▶ **EXERCISE AIM**: Gather all lines from the material that contain the word "true".

▶ **EXERCISE MATERIALS**:

↓↓↓

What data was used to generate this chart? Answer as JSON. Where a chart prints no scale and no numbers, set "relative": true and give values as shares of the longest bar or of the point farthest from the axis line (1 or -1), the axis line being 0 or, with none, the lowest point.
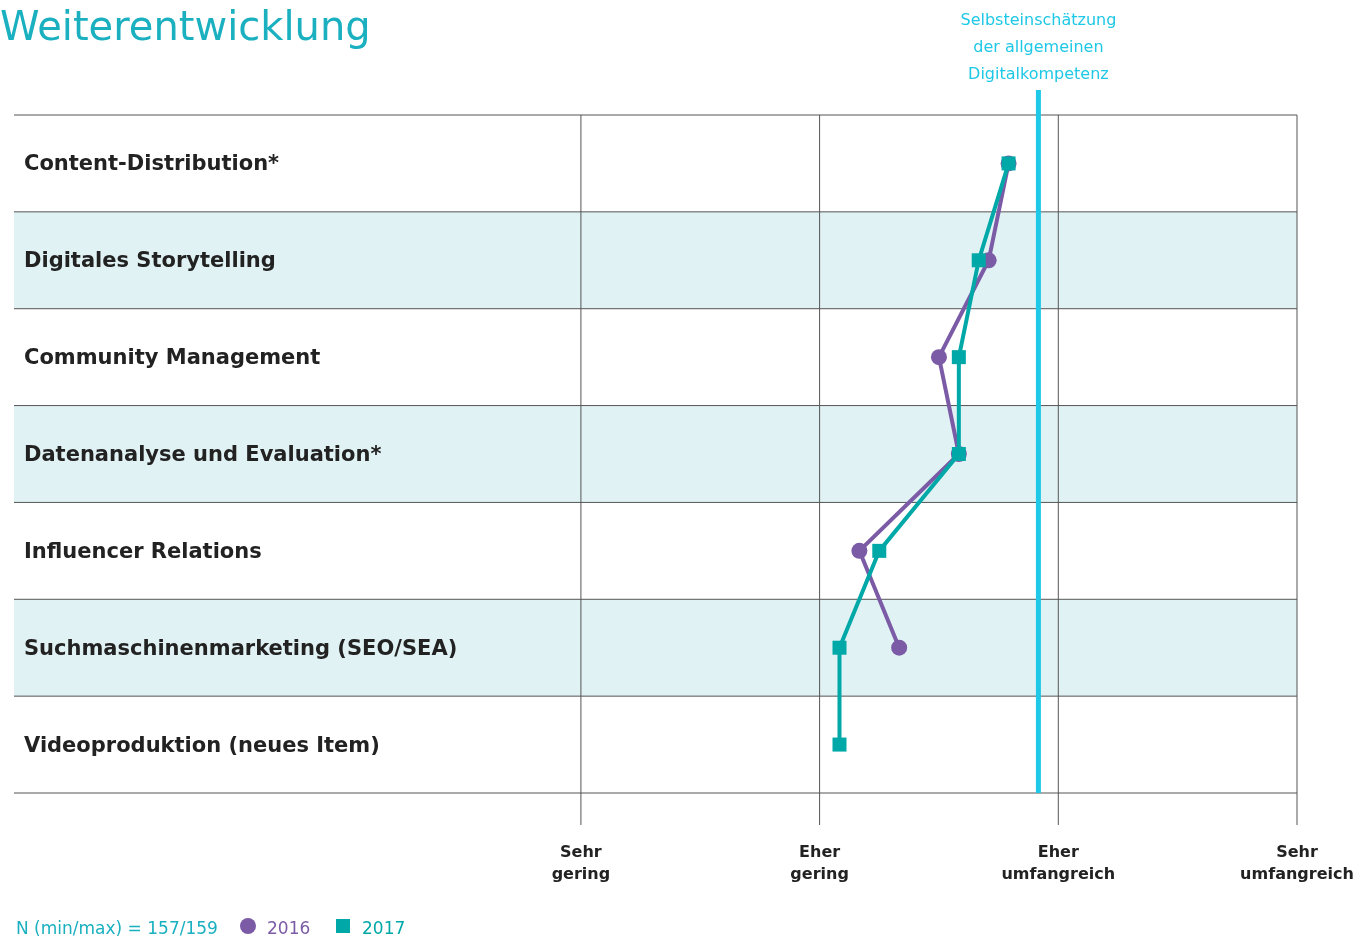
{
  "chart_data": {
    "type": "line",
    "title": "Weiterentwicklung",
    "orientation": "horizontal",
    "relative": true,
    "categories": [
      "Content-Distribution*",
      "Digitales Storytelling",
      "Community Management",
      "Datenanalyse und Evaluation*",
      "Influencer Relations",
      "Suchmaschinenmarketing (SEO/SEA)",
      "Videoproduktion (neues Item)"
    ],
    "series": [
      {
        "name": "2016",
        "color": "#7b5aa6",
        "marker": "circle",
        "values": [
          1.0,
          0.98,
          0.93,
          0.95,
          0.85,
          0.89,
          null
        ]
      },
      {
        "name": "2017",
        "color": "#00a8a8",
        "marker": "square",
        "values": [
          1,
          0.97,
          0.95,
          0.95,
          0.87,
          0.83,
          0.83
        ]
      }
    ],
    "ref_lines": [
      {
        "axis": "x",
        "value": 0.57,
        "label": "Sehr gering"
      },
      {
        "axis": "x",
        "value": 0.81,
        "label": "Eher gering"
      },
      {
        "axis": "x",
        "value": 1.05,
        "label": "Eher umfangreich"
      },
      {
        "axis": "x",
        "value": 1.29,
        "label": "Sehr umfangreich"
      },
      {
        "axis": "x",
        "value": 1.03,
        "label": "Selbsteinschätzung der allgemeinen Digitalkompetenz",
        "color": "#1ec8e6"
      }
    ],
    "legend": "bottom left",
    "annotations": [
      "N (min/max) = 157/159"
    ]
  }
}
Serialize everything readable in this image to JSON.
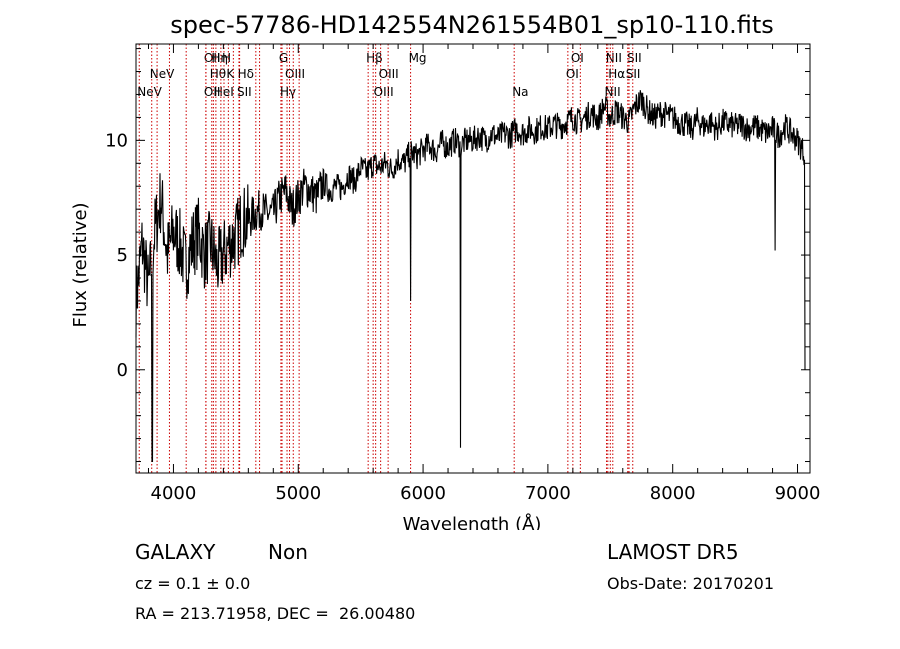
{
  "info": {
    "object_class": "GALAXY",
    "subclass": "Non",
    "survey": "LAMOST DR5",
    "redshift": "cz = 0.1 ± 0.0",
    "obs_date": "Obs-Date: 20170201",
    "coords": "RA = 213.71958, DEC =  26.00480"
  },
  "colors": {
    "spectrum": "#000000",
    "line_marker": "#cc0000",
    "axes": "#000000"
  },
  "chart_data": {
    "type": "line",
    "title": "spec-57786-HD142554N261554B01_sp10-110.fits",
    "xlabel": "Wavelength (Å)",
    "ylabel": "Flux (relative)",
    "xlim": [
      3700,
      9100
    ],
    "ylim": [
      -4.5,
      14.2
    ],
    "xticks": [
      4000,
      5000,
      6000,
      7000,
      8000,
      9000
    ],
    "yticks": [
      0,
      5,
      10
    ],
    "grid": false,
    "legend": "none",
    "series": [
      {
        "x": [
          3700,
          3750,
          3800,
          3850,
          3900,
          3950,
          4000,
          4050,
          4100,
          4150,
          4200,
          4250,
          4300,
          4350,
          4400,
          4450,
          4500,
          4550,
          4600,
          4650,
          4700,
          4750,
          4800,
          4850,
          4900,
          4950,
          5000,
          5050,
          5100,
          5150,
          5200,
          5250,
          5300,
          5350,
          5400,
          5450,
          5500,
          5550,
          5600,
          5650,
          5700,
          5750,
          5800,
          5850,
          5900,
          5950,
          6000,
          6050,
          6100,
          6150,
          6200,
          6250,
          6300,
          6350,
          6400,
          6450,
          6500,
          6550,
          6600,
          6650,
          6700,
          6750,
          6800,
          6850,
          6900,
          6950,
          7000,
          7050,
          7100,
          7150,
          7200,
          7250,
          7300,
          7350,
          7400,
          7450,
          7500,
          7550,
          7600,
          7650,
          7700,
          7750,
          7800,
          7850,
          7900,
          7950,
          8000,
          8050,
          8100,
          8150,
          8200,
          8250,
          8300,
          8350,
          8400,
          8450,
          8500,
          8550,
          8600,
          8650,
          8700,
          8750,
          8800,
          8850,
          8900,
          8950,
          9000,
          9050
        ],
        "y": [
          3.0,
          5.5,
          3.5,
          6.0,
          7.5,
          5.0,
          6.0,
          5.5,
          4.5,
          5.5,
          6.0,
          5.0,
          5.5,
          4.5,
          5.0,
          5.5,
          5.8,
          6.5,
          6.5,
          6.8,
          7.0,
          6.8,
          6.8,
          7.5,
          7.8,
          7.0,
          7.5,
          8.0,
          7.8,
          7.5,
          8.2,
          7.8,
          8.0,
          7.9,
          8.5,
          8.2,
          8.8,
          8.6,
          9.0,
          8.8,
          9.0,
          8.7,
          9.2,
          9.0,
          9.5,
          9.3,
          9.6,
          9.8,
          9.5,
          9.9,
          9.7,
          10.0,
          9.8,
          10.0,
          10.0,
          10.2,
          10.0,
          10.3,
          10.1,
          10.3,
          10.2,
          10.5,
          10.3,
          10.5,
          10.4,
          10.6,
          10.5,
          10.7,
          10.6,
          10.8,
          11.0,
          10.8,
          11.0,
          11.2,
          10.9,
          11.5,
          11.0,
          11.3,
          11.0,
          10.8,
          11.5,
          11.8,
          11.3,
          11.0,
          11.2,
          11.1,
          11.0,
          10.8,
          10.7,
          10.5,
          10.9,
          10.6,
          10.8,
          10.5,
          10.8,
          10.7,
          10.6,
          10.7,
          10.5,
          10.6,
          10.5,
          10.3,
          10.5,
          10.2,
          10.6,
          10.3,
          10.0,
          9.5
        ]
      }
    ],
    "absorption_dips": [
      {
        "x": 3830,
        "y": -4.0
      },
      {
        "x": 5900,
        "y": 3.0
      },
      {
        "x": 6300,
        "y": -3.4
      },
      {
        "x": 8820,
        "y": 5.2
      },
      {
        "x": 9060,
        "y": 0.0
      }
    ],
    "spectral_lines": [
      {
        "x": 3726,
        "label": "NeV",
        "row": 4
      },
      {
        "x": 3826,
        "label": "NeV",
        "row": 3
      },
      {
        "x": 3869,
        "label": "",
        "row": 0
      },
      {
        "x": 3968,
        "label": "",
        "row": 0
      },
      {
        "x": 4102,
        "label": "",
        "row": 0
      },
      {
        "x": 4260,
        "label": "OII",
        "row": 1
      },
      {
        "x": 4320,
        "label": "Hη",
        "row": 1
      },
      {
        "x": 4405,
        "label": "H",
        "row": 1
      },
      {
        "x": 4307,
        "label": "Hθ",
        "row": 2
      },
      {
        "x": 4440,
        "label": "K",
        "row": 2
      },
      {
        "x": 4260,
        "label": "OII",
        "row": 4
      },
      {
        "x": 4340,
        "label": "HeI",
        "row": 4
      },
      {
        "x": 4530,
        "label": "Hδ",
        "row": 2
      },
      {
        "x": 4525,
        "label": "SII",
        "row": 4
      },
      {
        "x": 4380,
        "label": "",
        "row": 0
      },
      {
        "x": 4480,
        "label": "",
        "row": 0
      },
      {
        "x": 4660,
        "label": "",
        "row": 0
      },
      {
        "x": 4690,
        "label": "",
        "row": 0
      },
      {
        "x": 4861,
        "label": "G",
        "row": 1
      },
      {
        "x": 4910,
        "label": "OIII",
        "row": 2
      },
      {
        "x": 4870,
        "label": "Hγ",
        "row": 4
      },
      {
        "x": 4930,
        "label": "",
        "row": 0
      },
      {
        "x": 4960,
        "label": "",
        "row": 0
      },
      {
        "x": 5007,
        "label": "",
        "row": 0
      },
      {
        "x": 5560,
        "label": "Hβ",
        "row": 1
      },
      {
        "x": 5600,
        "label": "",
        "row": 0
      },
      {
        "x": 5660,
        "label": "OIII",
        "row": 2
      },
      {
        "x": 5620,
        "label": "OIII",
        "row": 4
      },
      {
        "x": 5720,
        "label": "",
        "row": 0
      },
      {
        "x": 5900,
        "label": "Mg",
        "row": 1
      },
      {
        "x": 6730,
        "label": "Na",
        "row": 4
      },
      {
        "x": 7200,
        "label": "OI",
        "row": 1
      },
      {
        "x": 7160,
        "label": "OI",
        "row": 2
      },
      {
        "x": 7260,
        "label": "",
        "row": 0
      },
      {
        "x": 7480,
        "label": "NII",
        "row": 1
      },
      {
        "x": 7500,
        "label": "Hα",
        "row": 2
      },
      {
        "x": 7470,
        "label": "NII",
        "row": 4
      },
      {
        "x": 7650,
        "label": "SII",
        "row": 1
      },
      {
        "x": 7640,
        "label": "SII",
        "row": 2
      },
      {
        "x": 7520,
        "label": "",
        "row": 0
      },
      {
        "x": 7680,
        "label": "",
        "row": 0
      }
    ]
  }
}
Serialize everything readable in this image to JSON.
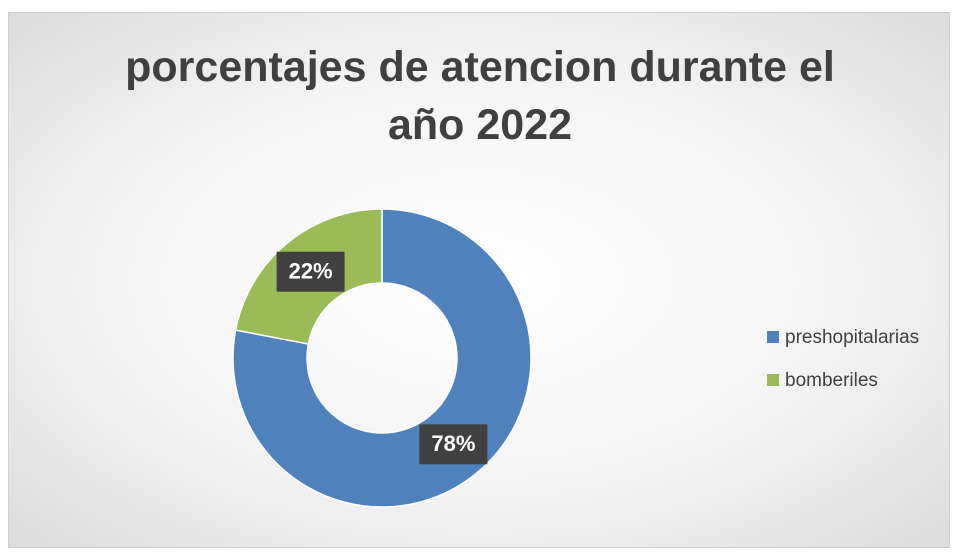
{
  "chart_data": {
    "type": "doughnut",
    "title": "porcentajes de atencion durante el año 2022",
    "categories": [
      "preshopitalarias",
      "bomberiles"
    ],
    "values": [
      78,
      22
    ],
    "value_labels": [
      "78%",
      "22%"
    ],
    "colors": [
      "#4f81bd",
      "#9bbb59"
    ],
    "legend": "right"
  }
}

↑↑↑

▶ **OUTPUT FOR THIS EXERCISE**:
What data was used to generate this chart? Answer as JSON. Where a chart prints no scale and no numbers, set "relative": true and give values as shares of the longest bar or of the point farthest from the axis line (1 or -1), the axis line being 0 or, with none, the lowest point.
    "relative": true,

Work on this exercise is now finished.